Task brief:
Write out all of the entries that follow, word for word, but skip the pictures.

[Extracted data entries]
● ● ● ● ●
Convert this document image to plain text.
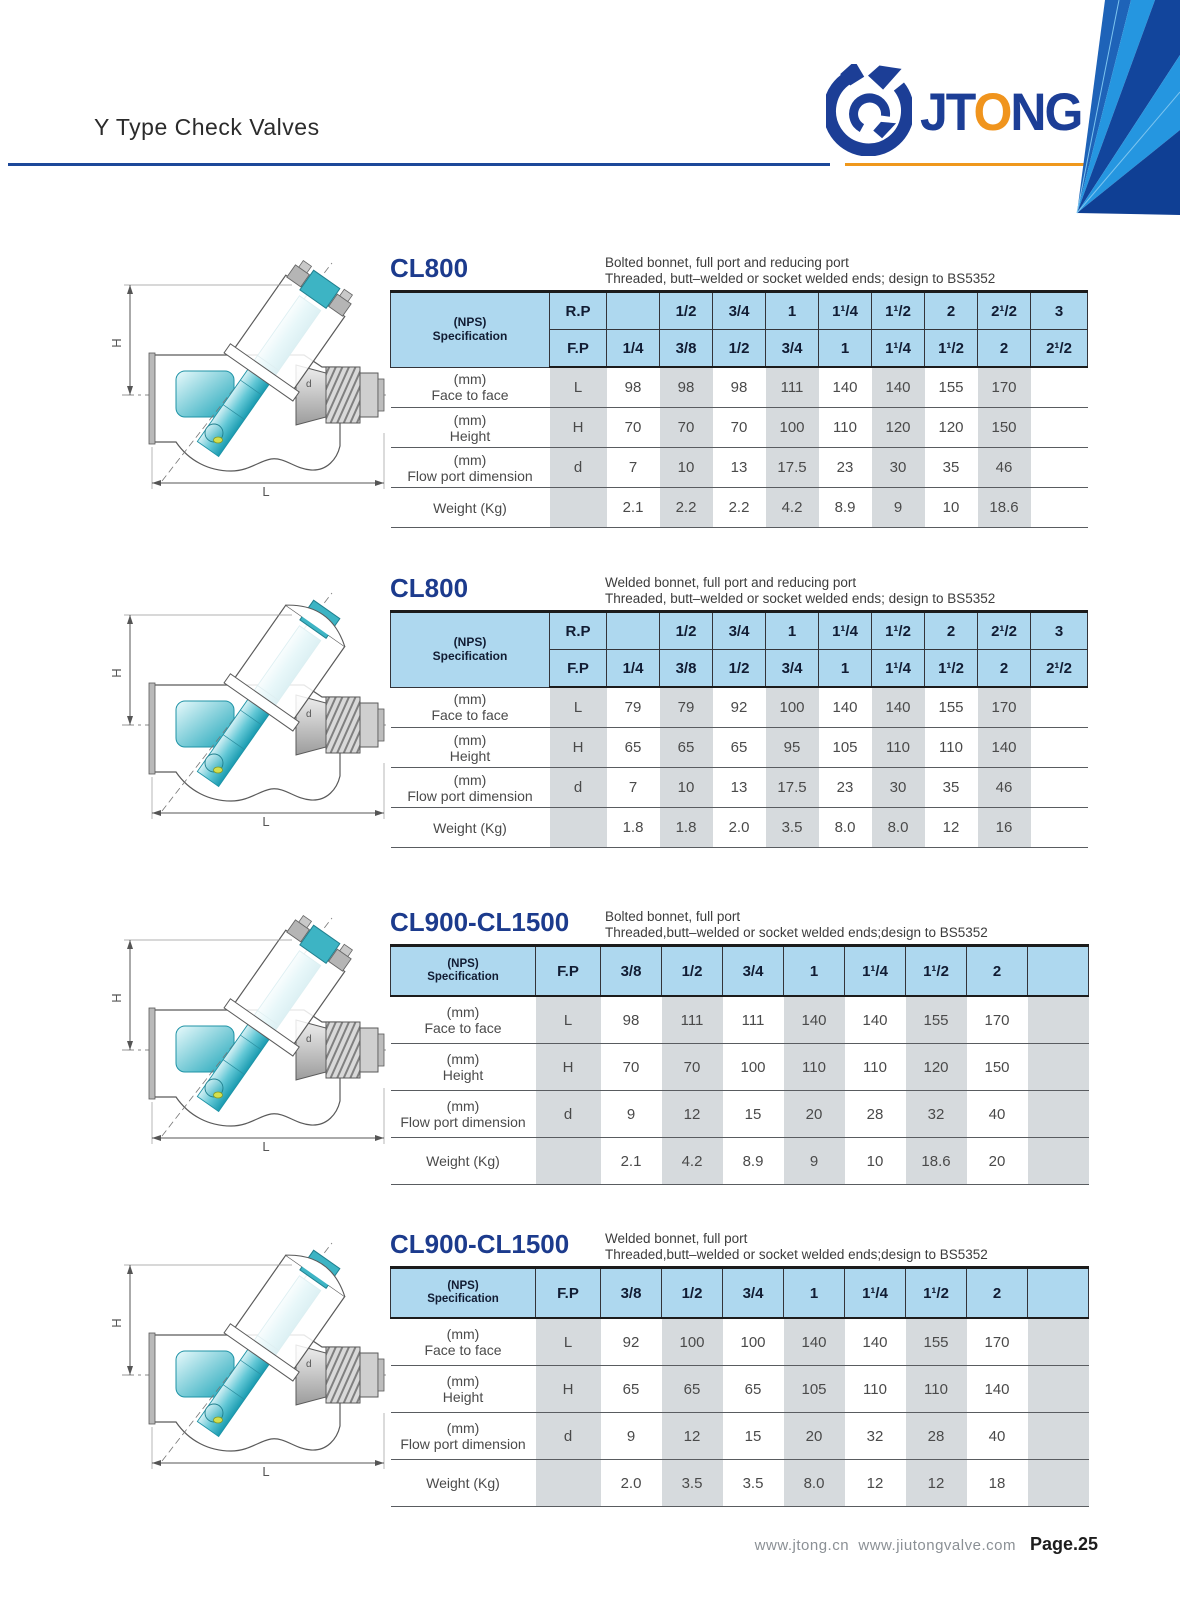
Y Type Check Valves	JTONG
H
L
d
H
L
d
H
L
d
H
L
d
CL800	Bolted bonnet, full port and reducing port
Threaded, butt–welded or socket welded ends; design to BS5352
(NPS)
Specification	R.P		1/2	3/4	1	1¹/4	1¹/2	2	2¹/2	3
	F.P	1/4	3/8	1/2	3/4	1	1¹/4	1¹/2	2	2¹/2

(mm)
Face to face	L	98	98	98	111	140	140	155	170	

(mm)
Height	H	70	70	70	100	110	120	120	150	

(mm)
Flow port dimension	d	7	10	13	17.5	23	30	35	46	

Weight (Kg)		2.1	2.2	2.2	4.2	8.9	9	10	18.6	
CL800	Welded bonnet, full port and reducing port
Threaded, butt–welded or socket welded ends; design to BS5352
(NPS)
Specification	R.P		1/2	3/4	1	1¹/4	1¹/2	2	2¹/2	3
	F.P	1/4	3/8	1/2	3/4	1	1¹/4	1¹/2	2	2¹/2

(mm)
Face to face	L	79	79	92	100	140	140	155	170	

(mm)
Height	H	65	65	65	95	105	110	110	140	

(mm)
Flow port dimension	d	7	10	13	17.5	23	30	35	46	

Weight (Kg)		1.8	1.8	2.0	3.5	8.0	8.0	12	16	
CL900-CL1500	Bolted bonnet, full port
Threaded,butt–welded or socket welded ends;design to BS5352
(NPS)
Specification	F.P	3/8	1/2	3/4	1	1¹/4	1¹/2	2	

(mm)
Face to face	L	98	111	111	140	140	155	170	

(mm)
Height	H	70	70	100	110	110	120	150	

(mm)
Flow port dimension	d	9	12	15	20	28	32	40	

Weight (Kg)		2.1	4.2	8.9	9	10	18.6	20	
CL900-CL1500	Welded bonnet, full port
Threaded,butt–welded or socket welded ends;design to BS5352
(NPS)
Specification	F.P	3/8	1/2	3/4	1	1¹/4	1¹/2	2	

(mm)
Face to face	L	92	100	100	140	140	155	170	

(mm)
Height	H	65	65	65	105	110	110	140	

(mm)
Flow port dimension	d	9	12	15	20	32	28	40	

Weight (Kg)		2.0	3.5	3.5	8.0	12	12	18	
www.jtong.cn www.jiutongvalve.com Page.25
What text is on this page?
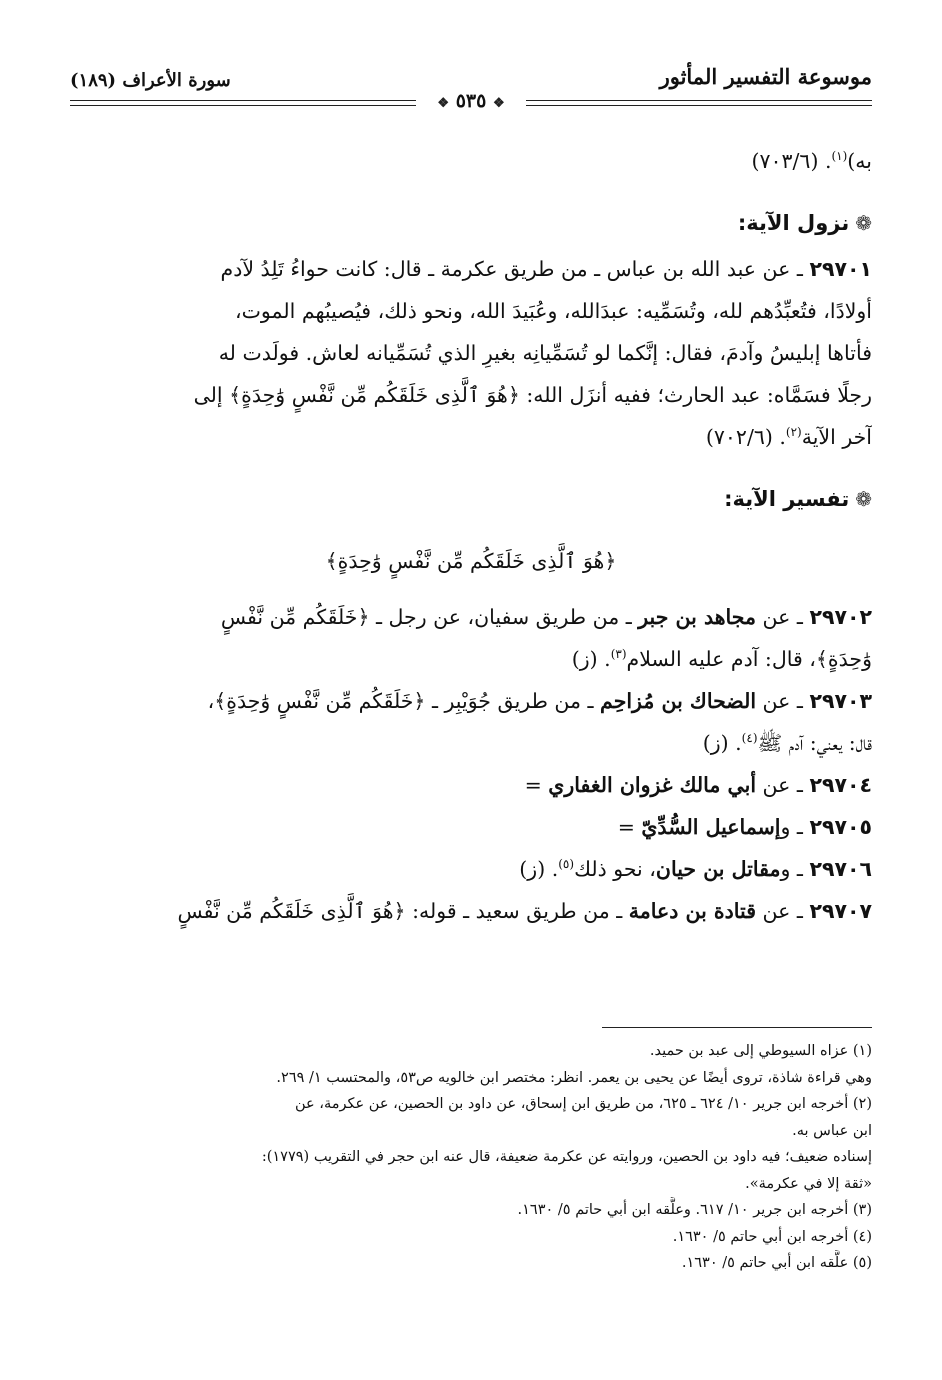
موسوعة التفسير المأثور
سورة الأعراف (١٨٩)
❖ ٥٣٥ ❖
به)$^{(١)}$. (٧٠٣/٦)
❁نزول الآية:
٢٩٧٠١ ـ عن عبد الله بن عباس ـ من طريق عكرمة ـ قال: كانت حواءُ تَلِدُ لآدم
أولادًا، فتُعبِّدُهم لله، وتُسَمِّيه: عبدَالله، وعُبَيدَ الله، ونحو ذلك، فيُصيبُهم الموت،
فأتاها إبليسُ وآدمَ، فقال: إنَّكما لو تُسَمِّيانِه بغيرِ الذي تُسَمِّيانه لعاش. فولَدت له
رجلًا فسَمَّاه: عبد الحارث؛ ففيه أنزَل الله: ﴿هُوَ ٱلَّذِى خَلَقَكُم مِّن نَّفْسٍ وَٰحِدَةٍ﴾ إلى
آخر الآية$^{(٢)}$. (٧٠٢/٦)
❁تفسير الآية:
﴿هُوَ ٱلَّذِى خَلَقَكُم مِّن نَّفْسٍ وَٰحِدَةٍ﴾
٢٩٧٠٢ ـ عن مجاهد بن جبر ـ من طريق سفيان، عن رجل ـ ﴿خَلَقَكُم مِّن نَّفْسٍ
وَٰحِدَةٍ﴾، قال: آدم عليه السلام$^{(٣)}$. (ز)
٢٩٧٠٣ ـ عن الضحاك بن مُزاحِم ـ من طريق جُوَيْبِر ـ ﴿خَلَقَكُم مِّن نَّفْسٍ وَٰحِدَةٍ﴾،
قال: يعني: آدم ﷺ$^{(٤)}$. (ز)
٢٩٧٠٤ ـ عن أبي مالك غزوان الغفاري =
٢٩٧٠٥ ـ وإسماعيل السُّدِّيّ =
٢٩٧٠٦ ـ ومقاتل بن حيان، نحو ذلك$^{(٥)}$. (ز)
٢٩٧٠٧ ـ عن قتادة بن دعامة ـ من طريق سعيد ـ قوله: ﴿هُوَ ٱلَّذِى خَلَقَكُم مِّن نَّفْسٍ
(١) عزاه السيوطي إلى عبد بن حميد.
وهي قراءة شاذة، تروى أيضًا عن يحيى بن يعمر. انظر: مختصر ابن خالويه ص٥٣، والمحتسب ١/ ٢٦٩.
(٢) أخرجه ابن جرير ١٠/ ٦٢٤ ـ ٦٢٥، من طريق ابن إسحاق، عن داود بن الحصين، عن عكرمة، عن
ابن عباس به.
إسناده ضعيف؛ فيه داود بن الحصين، وروايته عن عكرمة ضعيفة، قال عنه ابن حجر في التقريب (١٧٧٩):
«ثقة إلا في عكرمة».
(٣) أخرجه ابن جرير ١٠/ ٦١٧. وعلَّقه ابن أبي حاتم ٥/ ١٦٣٠.
(٤) أخرجه ابن أبي حاتم ٥/ ١٦٣٠.
(٥) علَّقه ابن أبي حاتم ٥/ ١٦٣٠.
● ● ● ● ●
Correct response:
Convert this document image to plain text.
Y Type Check Valves	JTONG
H
L
d
H
L
d
H
L
d
H
L
d
CL800	Bolted bonnet, full port and reducing port
Threaded, butt–welded or socket welded ends; design to BS5352
(NPS)
Specification	R.P		1/2	3/4	1	1¹/4	1¹/2	2	2¹/2	3
	F.P	1/4	3/8	1/2	3/4	1	1¹/4	1¹/2	2	2¹/2

(mm)
Face to face	L	98	98	98	111	140	140	155	170	

(mm)
Height	H	70	70	70	100	110	120	120	150	

(mm)
Flow port dimension	d	7	10	13	17.5	23	30	35	46	

Weight (Kg)		2.1	2.2	2.2	4.2	8.9	9	10	18.6	
CL800	Welded bonnet, full port and reducing port
Threaded, butt–welded or socket welded ends; design to BS5352
(NPS)
Specification	R.P		1/2	3/4	1	1¹/4	1¹/2	2	2¹/2	3
	F.P	1/4	3/8	1/2	3/4	1	1¹/4	1¹/2	2	2¹/2

(mm)
Face to face	L	79	79	92	100	140	140	155	170	

(mm)
Height	H	65	65	65	95	105	110	110	140	

(mm)
Flow port dimension	d	7	10	13	17.5	23	30	35	46	

Weight (Kg)		1.8	1.8	2.0	3.5	8.0	8.0	12	16	
CL900-CL1500	Bolted bonnet, full port
Threaded,butt–welded or socket welded ends;design to BS5352
(NPS)
Specification	F.P	3/8	1/2	3/4	1	1¹/4	1¹/2	2	

(mm)
Face to face	L	98	111	111	140	140	155	170	

(mm)
Height	H	70	70	100	110	110	120	150	

(mm)
Flow port dimension	d	9	12	15	20	28	32	40	

Weight (Kg)		2.1	4.2	8.9	9	10	18.6	20	
CL900-CL1500	Welded bonnet, full port
Threaded,butt–welded or socket welded ends;design to BS5352
(NPS)
Specification	F.P	3/8	1/2	3/4	1	1¹/4	1¹/2	2	

(mm)
Face to face	L	92	100	100	140	140	155	170	

(mm)
Height	H	65	65	65	105	110	110	140	

(mm)
Flow port dimension	d	9	12	15	20	32	28	40	

Weight (Kg)		2.0	3.5	3.5	8.0	12	12	18	
www.jtong.cn www.jiutongvalve.com Page.25
What text is on this page?
موسوعة التفسير المأثور
سورة الأعراف (١٨٩)
❖ ٥٣٥ ❖
به)$^{(١)}$. (٧٠٣/٦)
❁نزول الآية:
٢٩٧٠١ ـ عن عبد الله بن عباس ـ من طريق عكرمة ـ قال: كانت حواءُ تَلِدُ لآدم
أولادًا، فتُعبِّدُهم لله، وتُسَمِّيه: عبدَالله، وعُبَيدَ الله، ونحو ذلك، فيُصيبُهم الموت،
فأتاها إبليسُ وآدمَ، فقال: إنَّكما لو تُسَمِّيانِه بغيرِ الذي تُسَمِّيانه لعاش. فولَدت له
رجلًا فسَمَّاه: عبد الحارث؛ ففيه أنزَل الله: ﴿هُوَ ٱلَّذِى خَلَقَكُم مِّن نَّفْسٍ وَٰحِدَةٍ﴾ إلى
آخر الآية$^{(٢)}$. (٧٠٢/٦)
❁تفسير الآية:
﴿هُوَ ٱلَّذِى خَلَقَكُم مِّن نَّفْسٍ وَٰحِدَةٍ﴾
٢٩٧٠٢ ـ عن مجاهد بن جبر ـ من طريق سفيان، عن رجل ـ ﴿خَلَقَكُم مِّن نَّفْسٍ
وَٰحِدَةٍ﴾، قال: آدم عليه السلام$^{(٣)}$. (ز)
٢٩٧٠٣ ـ عن الضحاك بن مُزاحِم ـ من طريق جُوَيْبِر ـ ﴿خَلَقَكُم مِّن نَّفْسٍ وَٰحِدَةٍ﴾،
قال: يعني: آدم ﷺ$^{(٤)}$. (ز)
٢٩٧٠٤ ـ عن أبي مالك غزوان الغفاري =
٢٩٧٠٥ ـ وإسماعيل السُّدِّيّ =
٢٩٧٠٦ ـ ومقاتل بن حيان، نحو ذلك$^{(٥)}$. (ز)
٢٩٧٠٧ ـ عن قتادة بن دعامة ـ من طريق سعيد ـ قوله: ﴿هُوَ ٱلَّذِى خَلَقَكُم مِّن نَّفْسٍ
(١) عزاه السيوطي إلى عبد بن حميد.
وهي قراءة شاذة، تروى أيضًا عن يحيى بن يعمر. انظر: مختصر ابن خالويه ص٥٣، والمحتسب ١/ ٢٦٩.
(٢) أخرجه ابن جرير ١٠/ ٦٢٤ ـ ٦٢٥، من طريق ابن إسحاق، عن داود بن الحصين، عن عكرمة، عن
ابن عباس به.
إسناده ضعيف؛ فيه داود بن الحصين، وروايته عن عكرمة ضعيفة، قال عنه ابن حجر في التقريب (١٧٧٩):
«ثقة إلا في عكرمة».
(٣) أخرجه ابن جرير ١٠/ ٦١٧. وعلَّقه ابن أبي حاتم ٥/ ١٦٣٠.
(٤) أخرجه ابن أبي حاتم ٥/ ١٦٣٠.
(٥) علَّقه ابن أبي حاتم ٥/ ١٦٣٠.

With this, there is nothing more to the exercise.